Please restate each entry that appears below word for word, without its pictures.

── Supplied material ──

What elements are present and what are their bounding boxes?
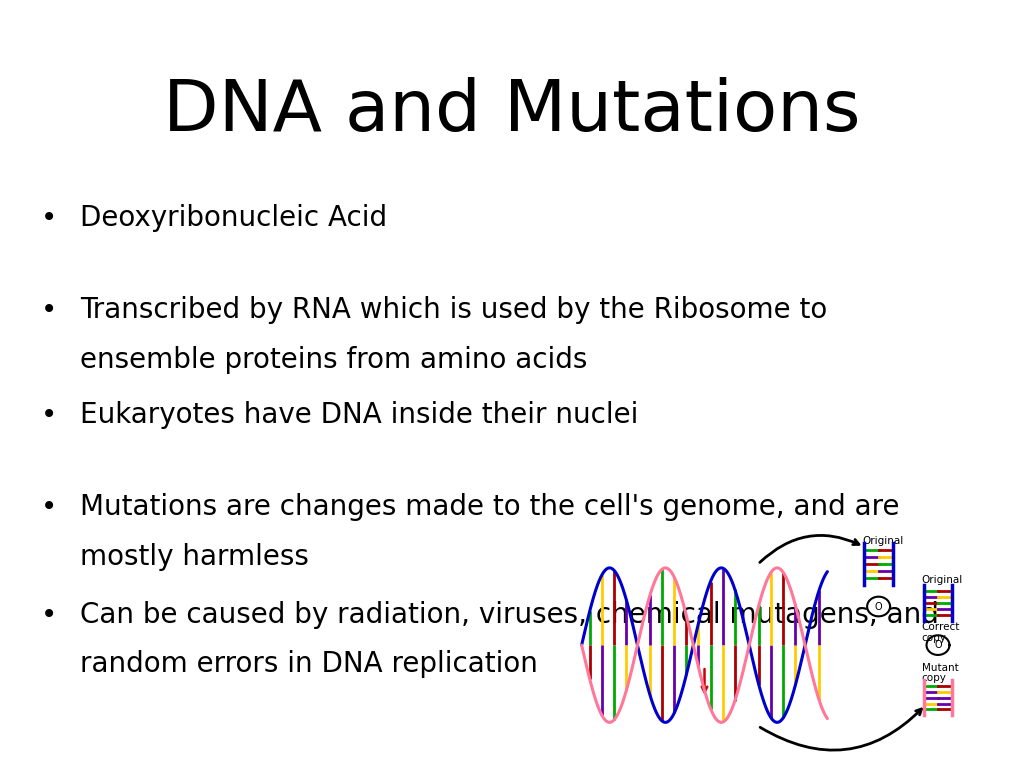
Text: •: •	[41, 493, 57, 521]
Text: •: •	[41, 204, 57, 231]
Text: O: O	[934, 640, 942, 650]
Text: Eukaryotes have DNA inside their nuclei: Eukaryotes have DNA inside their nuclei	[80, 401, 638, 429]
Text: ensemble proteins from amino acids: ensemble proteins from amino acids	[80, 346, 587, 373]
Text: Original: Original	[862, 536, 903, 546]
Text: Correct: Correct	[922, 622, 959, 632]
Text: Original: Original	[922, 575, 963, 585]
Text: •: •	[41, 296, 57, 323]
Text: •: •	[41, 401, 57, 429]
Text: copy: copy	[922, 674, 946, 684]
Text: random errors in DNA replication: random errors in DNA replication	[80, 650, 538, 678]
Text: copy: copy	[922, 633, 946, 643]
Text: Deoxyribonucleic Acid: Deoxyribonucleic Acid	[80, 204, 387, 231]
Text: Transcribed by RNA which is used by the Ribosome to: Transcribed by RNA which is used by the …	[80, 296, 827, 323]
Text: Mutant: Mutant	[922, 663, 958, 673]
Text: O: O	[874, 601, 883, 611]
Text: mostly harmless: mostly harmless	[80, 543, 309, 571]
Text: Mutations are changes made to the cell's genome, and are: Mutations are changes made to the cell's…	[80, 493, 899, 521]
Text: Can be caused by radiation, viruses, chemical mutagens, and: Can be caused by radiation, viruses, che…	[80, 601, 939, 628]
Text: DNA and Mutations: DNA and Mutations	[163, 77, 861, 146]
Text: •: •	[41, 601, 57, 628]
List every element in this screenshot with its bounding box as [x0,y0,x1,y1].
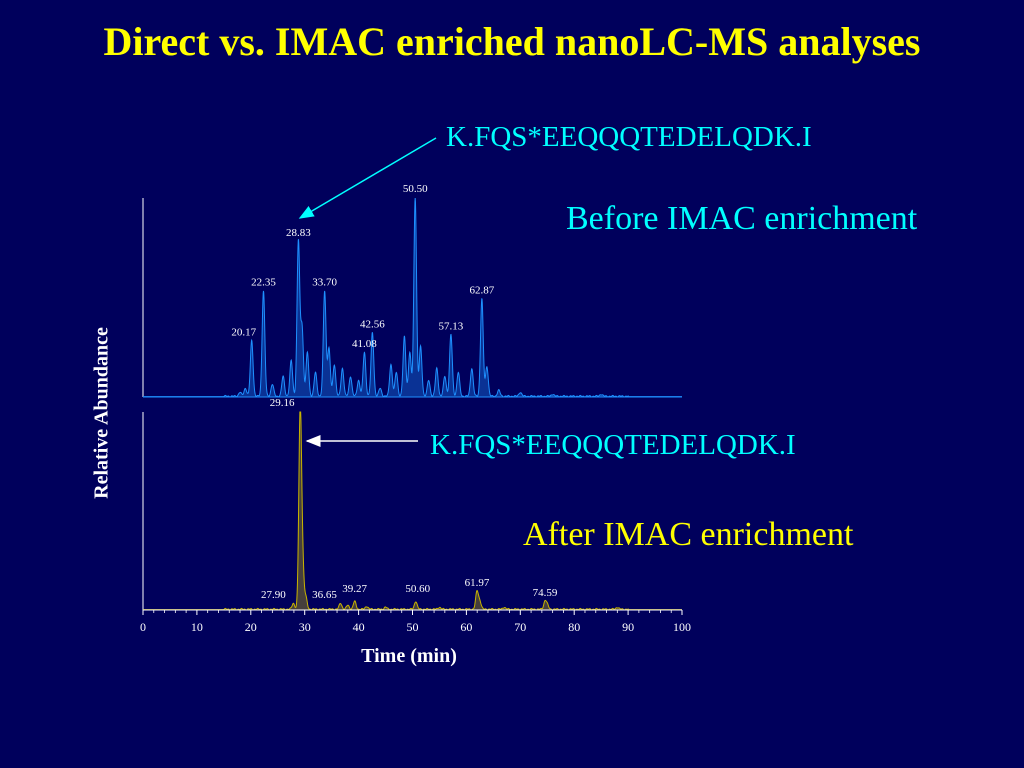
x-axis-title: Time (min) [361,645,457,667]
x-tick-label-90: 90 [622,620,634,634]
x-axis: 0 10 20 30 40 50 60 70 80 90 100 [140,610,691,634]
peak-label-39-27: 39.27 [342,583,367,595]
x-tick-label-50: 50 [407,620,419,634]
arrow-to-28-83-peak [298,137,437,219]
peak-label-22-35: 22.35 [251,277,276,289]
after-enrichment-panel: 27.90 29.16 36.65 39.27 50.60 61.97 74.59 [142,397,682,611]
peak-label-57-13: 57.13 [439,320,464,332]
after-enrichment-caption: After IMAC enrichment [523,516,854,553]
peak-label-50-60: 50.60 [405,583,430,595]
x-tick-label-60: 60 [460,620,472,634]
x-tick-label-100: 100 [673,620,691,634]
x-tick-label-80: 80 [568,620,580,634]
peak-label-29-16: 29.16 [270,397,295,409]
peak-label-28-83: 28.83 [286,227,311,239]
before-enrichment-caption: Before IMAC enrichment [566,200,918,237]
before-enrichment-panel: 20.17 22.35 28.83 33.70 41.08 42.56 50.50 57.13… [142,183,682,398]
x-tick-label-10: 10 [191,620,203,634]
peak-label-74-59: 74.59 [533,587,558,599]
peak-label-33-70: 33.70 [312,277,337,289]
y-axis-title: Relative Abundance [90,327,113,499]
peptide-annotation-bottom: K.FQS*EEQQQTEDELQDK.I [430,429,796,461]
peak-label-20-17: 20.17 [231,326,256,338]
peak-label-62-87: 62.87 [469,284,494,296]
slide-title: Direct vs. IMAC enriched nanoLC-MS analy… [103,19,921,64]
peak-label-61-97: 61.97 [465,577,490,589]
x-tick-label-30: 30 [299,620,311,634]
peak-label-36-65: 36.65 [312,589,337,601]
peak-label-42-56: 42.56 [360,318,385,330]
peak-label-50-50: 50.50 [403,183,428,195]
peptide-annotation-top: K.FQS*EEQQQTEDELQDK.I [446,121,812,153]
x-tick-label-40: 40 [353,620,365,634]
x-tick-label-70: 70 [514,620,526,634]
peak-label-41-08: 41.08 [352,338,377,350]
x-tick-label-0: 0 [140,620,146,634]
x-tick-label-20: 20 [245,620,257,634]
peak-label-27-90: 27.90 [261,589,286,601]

───

→ **Answer box**:
What elements are present and what are their bounding boxes?
Text: •: •	[41, 493, 57, 521]
Text: •: •	[41, 204, 57, 231]
Text: O: O	[934, 640, 942, 650]
Text: Eukaryotes have DNA inside their nuclei: Eukaryotes have DNA inside their nuclei	[80, 401, 638, 429]
Text: ensemble proteins from amino acids: ensemble proteins from amino acids	[80, 346, 587, 373]
Text: Original: Original	[862, 536, 903, 546]
Text: Correct: Correct	[922, 622, 959, 632]
Text: Original: Original	[922, 575, 963, 585]
Text: •: •	[41, 296, 57, 323]
Text: •: •	[41, 401, 57, 429]
Text: copy: copy	[922, 674, 946, 684]
Text: random errors in DNA replication: random errors in DNA replication	[80, 650, 538, 678]
Text: copy: copy	[922, 633, 946, 643]
Text: Deoxyribonucleic Acid: Deoxyribonucleic Acid	[80, 204, 387, 231]
Text: Transcribed by RNA which is used by the Ribosome to: Transcribed by RNA which is used by the …	[80, 296, 827, 323]
Text: Mutant: Mutant	[922, 663, 958, 673]
Text: O: O	[874, 601, 883, 611]
Text: mostly harmless: mostly harmless	[80, 543, 309, 571]
Text: Mutations are changes made to the cell's genome, and are: Mutations are changes made to the cell's…	[80, 493, 899, 521]
Text: Can be caused by radiation, viruses, chemical mutagens, and: Can be caused by radiation, viruses, che…	[80, 601, 939, 628]
Text: DNA and Mutations: DNA and Mutations	[163, 77, 861, 146]
Text: •: •	[41, 601, 57, 628]
List every element in this screenshot with its bounding box as [x0,y0,x1,y1].
x-axis-title: Time (min) [361,645,457,667]
x-tick-label-90: 90 [622,620,634,634]
x-axis: 0 10 20 30 40 50 60 70 80 90 100 [140,610,691,634]
peak-label-39-27: 39.27 [342,583,367,595]
x-tick-label-50: 50 [407,620,419,634]
arrow-to-28-83-peak [298,137,437,219]
peak-label-22-35: 22.35 [251,277,276,289]
after-enrichment-panel: 27.90 29.16 36.65 39.27 50.60 61.97 74.59 [142,397,682,611]
peak-label-57-13: 57.13 [439,320,464,332]
after-enrichment-caption: After IMAC enrichment [523,516,854,553]
peak-label-50-60: 50.60 [405,583,430,595]
x-tick-label-60: 60 [460,620,472,634]
x-tick-label-100: 100 [673,620,691,634]
x-tick-label-80: 80 [568,620,580,634]
peak-label-29-16: 29.16 [270,397,295,409]
peak-label-28-83: 28.83 [286,227,311,239]
before-enrichment-caption: Before IMAC enrichment [566,200,918,237]
before-enrichment-panel: 20.17 22.35 28.83 33.70 41.08 42.56 50.50 57.13… [142,183,682,398]
x-tick-label-10: 10 [191,620,203,634]
peak-label-74-59: 74.59 [533,587,558,599]
peak-label-33-70: 33.70 [312,277,337,289]
y-axis-title: Relative Abundance [90,327,113,499]
peptide-annotation-bottom: K.FQS*EEQQQTEDELQDK.I [430,429,796,461]
peak-label-20-17: 20.17 [231,326,256,338]
peak-label-62-87: 62.87 [469,284,494,296]
slide-title: Direct vs. IMAC enriched nanoLC-MS analy… [103,19,921,64]
peak-label-61-97: 61.97 [465,577,490,589]
x-tick-label-30: 30 [299,620,311,634]
peak-label-36-65: 36.65 [312,589,337,601]
peak-label-42-56: 42.56 [360,318,385,330]
peak-label-50-50: 50.50 [403,183,428,195]
peptide-annotation-top: K.FQS*EEQQQTEDELQDK.I [446,121,812,153]
x-tick-label-40: 40 [353,620,365,634]
x-tick-label-70: 70 [514,620,526,634]
peak-label-41-08: 41.08 [352,338,377,350]
x-tick-label-0: 0 [140,620,146,634]
x-tick-label-20: 20 [245,620,257,634]
peak-label-27-90: 27.90 [261,589,286,601]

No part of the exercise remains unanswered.